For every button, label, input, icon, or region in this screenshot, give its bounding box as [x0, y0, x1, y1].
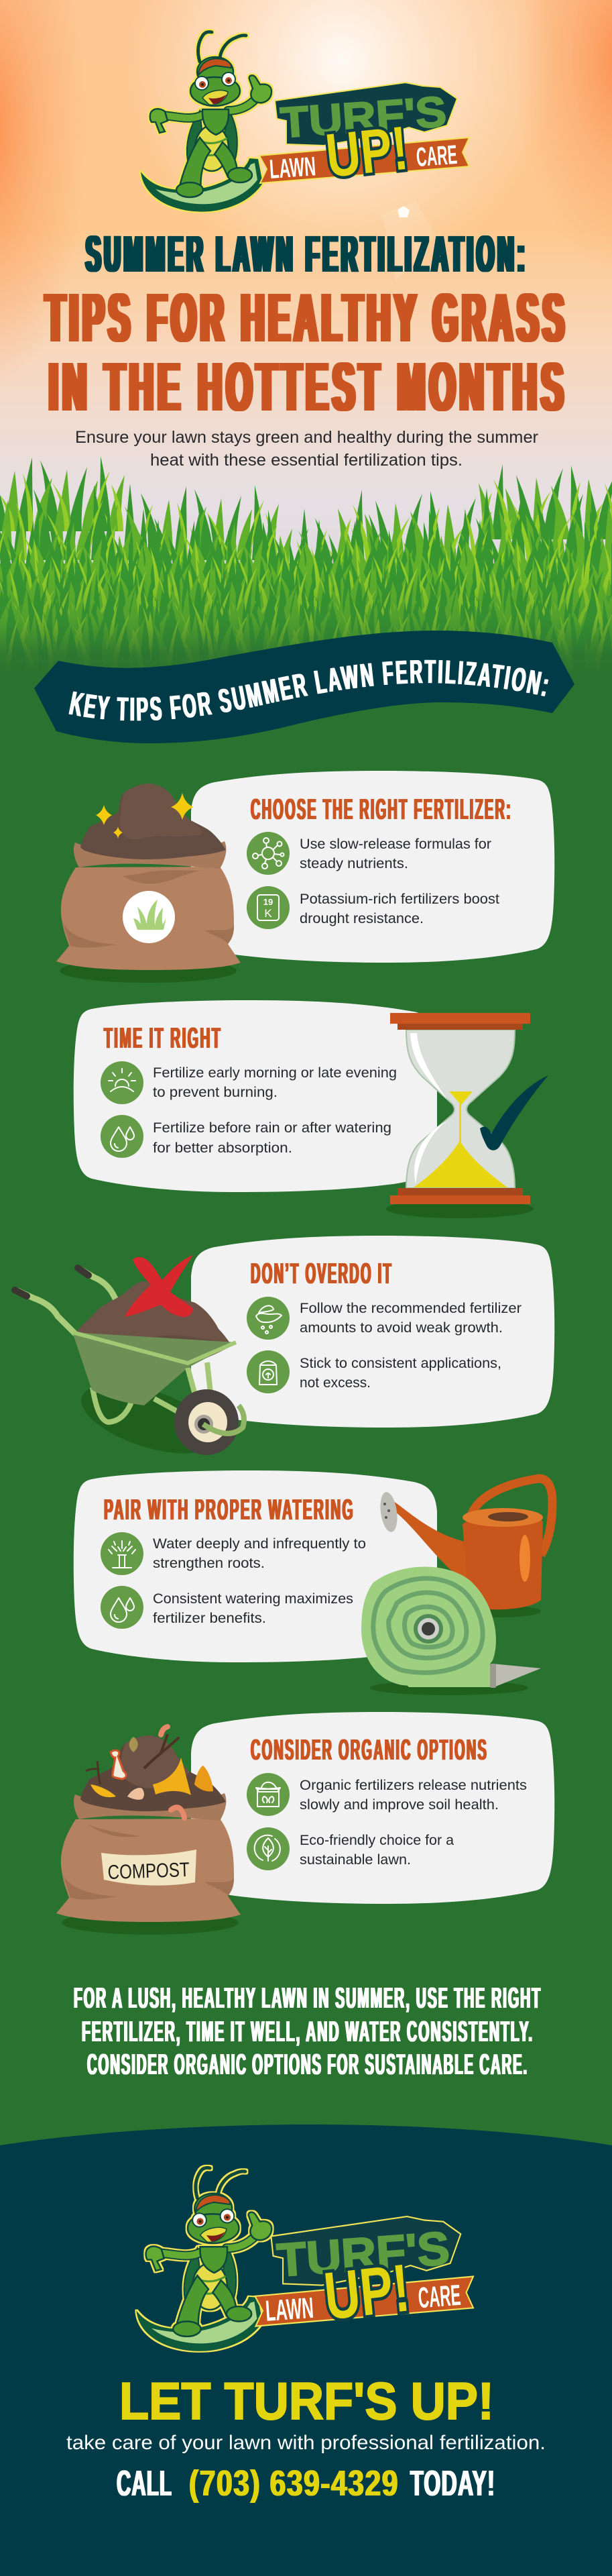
icon: sparkles [96, 793, 194, 839]
phone line: TODAY! [410, 2463, 495, 2504]
tip text [153, 1591, 353, 1626]
call to action heading: LET TURF'S UP! [119, 2371, 494, 2430]
tip text: Organic fertilizers release nutrients [300, 1777, 527, 1793]
tip text: Use slow-release formulas for [300, 836, 491, 852]
tip text: Fertilize before rain or after watering [153, 1120, 391, 1136]
card [191, 1712, 554, 1904]
card [191, 771, 554, 963]
icon: hand spreading fertilizer [247, 1297, 290, 1340]
intro text: heat with these essential fertilization tips. [150, 451, 463, 470]
intro text: Ensure your lawn stays green and healthy during the summer [75, 428, 538, 447]
icon: water drops [101, 1586, 143, 1629]
tip text: Follow the recommended fertilizer [300, 1300, 522, 1316]
tip text: drought resistance. [300, 910, 424, 926]
phone line: CALL [117, 2463, 172, 2504]
icon: potassium element: K [264, 907, 272, 920]
ribbon text: KEY TIPS FOR SUMMER LAWN FERTILIZATION: [68, 660, 548, 720]
logo mascot [136, 2167, 271, 2351]
wheel [174, 1389, 239, 1455]
top logo [141, 32, 469, 212]
panel 5: consider organic options [56, 1712, 554, 1935]
intro text [75, 428, 538, 470]
footer logo [136, 2167, 473, 2351]
logo wordmark: LAWN [265, 2292, 314, 2328]
illustration: watering can [378, 1479, 552, 1617]
ribbon: key tips heading [34, 631, 574, 743]
icon: sunrise [101, 1061, 143, 1104]
sky background [0, 0, 612, 577]
tip text: for better absorption. [153, 1140, 292, 1156]
logo wordmark: UP! [321, 2249, 413, 2334]
logo wordmark [259, 83, 469, 191]
icon: checkmark [480, 1075, 548, 1150]
icon: fertilizer bag [247, 1350, 290, 1393]
tip text [300, 836, 491, 871]
panel 4: pair with proper watering [74, 1470, 552, 1695]
icon: sprinkler [101, 1532, 143, 1575]
compost label [101, 1849, 196, 1886]
tip text: fertilizer benefits. [153, 1610, 266, 1626]
tip text: steady nutrients. [300, 855, 408, 871]
card [191, 1236, 554, 1428]
tip text [300, 1777, 527, 1813]
tip text [300, 891, 499, 926]
illustration: fertilizer sack [56, 784, 241, 983]
summary text [74, 1982, 542, 2081]
panel 3: don't overdo it: DON’T OVERDO IT [251, 1257, 393, 1290]
tip text [300, 1355, 501, 1391]
logo mascot [141, 32, 271, 212]
tip text: Potassium-rich fertilizers boost [300, 891, 499, 907]
watering can rose [378, 1491, 400, 1533]
icon: potassium element [247, 886, 290, 929]
panel 2: time it right: TIME IT RIGHT [104, 1022, 222, 1055]
panel 2: time it right [74, 1000, 548, 1218]
tip text: Fertilize early morning or late evening [153, 1065, 397, 1081]
tip text: Stick to consistent applications, [300, 1355, 501, 1371]
logo wordmark: TURF'S [276, 2222, 451, 2287]
card [74, 1470, 437, 1662]
icon: water drops [101, 1115, 143, 1158]
panel 3: don't overdo it [15, 1236, 554, 1467]
icon: potassium element: 19 [263, 897, 273, 907]
tip text [153, 1536, 366, 1571]
logo wordmark: LAWN [269, 152, 316, 184]
logo wordmark: CARE [416, 140, 458, 172]
illustration: garden hose [361, 1567, 541, 1695]
icon: molecule [247, 832, 290, 875]
tip text: amounts to avoid weak growth. [300, 1320, 503, 1336]
tip text: Water deeply and infrequently to [153, 1536, 366, 1552]
illustration: hourglass with check [386, 1013, 548, 1218]
icon: organic bag [247, 1773, 290, 1816]
tip text: not excess. [300, 1375, 371, 1391]
tip text: sustainable lawn. [300, 1851, 411, 1868]
logo wordmark: UP! [322, 114, 411, 191]
illustration: compost sack [56, 1727, 241, 1935]
logo wordmark: TURF'S [279, 87, 448, 147]
tip text [300, 1832, 454, 1868]
tip text: strengthen roots. [153, 1555, 265, 1571]
tip text: to prevent burning. [153, 1084, 278, 1100]
illustration: wheelbarrow with red X [15, 1255, 244, 1467]
badge: grass label [123, 891, 175, 943]
footer panel [0, 2125, 612, 2576]
icon: red X [125, 1255, 193, 1317]
green lawn background [0, 671, 612, 2160]
compost scraps [86, 1727, 213, 1818]
tip text [153, 1065, 397, 1100]
panel 1: choose the right fertilizer [56, 771, 554, 983]
icon: eco leaf [247, 1827, 290, 1870]
call to action text: take care of your lawn with professional fertilization. [66, 2432, 546, 2454]
tip text [153, 1120, 391, 1156]
tip text: Eco-friendly choice for a [300, 1832, 454, 1848]
phone line: (703) 639-4329 [189, 2463, 399, 2504]
tip text: slowly and improve soil health. [300, 1796, 499, 1813]
grass band [0, 451, 612, 674]
title [46, 225, 568, 425]
compost label: COMPOST [107, 1859, 190, 1884]
logo wordmark [255, 2216, 473, 2334]
tip text: Consistent watering maximizes [153, 1591, 353, 1607]
card [74, 1000, 437, 1192]
logo wordmark: CARE [417, 2279, 462, 2315]
tip text [300, 1300, 522, 1336]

● Stated exercise
Rewrite everything from the line containing "icon: sparkles [96, 793, 194, 839]" down to the line containing "ribbon text: KEY", switching "tip text" to "hint text" and leaving everything else unchanged.

● Output for this exercise
icon: sparkles [96, 793, 194, 839]
phone line: TODAY! [410, 2463, 495, 2504]
hint text [153, 1591, 353, 1626]
call to action heading: LET TURF'S UP! [119, 2371, 494, 2430]
hint text: Organic fertilizers release nutrients [300, 1777, 527, 1793]
hint text: Use slow-release formulas for [300, 836, 491, 852]
hint text: Fertilize before rain or after watering [153, 1120, 391, 1136]
card [191, 1712, 554, 1904]
card [191, 771, 554, 963]
icon: hand spreading fertilizer [247, 1297, 290, 1340]
intro text: heat with these essential fertilization tips. [150, 451, 463, 470]
intro text: Ensure your lawn stays green and healthy during the summer [75, 428, 538, 447]
icon: water drops [101, 1586, 143, 1629]
hint text: Follow the recommended fertilizer [300, 1300, 522, 1316]
hint text: drought resistance. [300, 910, 424, 926]
phone line: CALL [117, 2463, 172, 2504]
icon: potassium element: K [264, 907, 272, 920]
ribbon text: KEY TIPS FOR SUMMER LAWN FERTILIZATION: [68, 660, 548, 720]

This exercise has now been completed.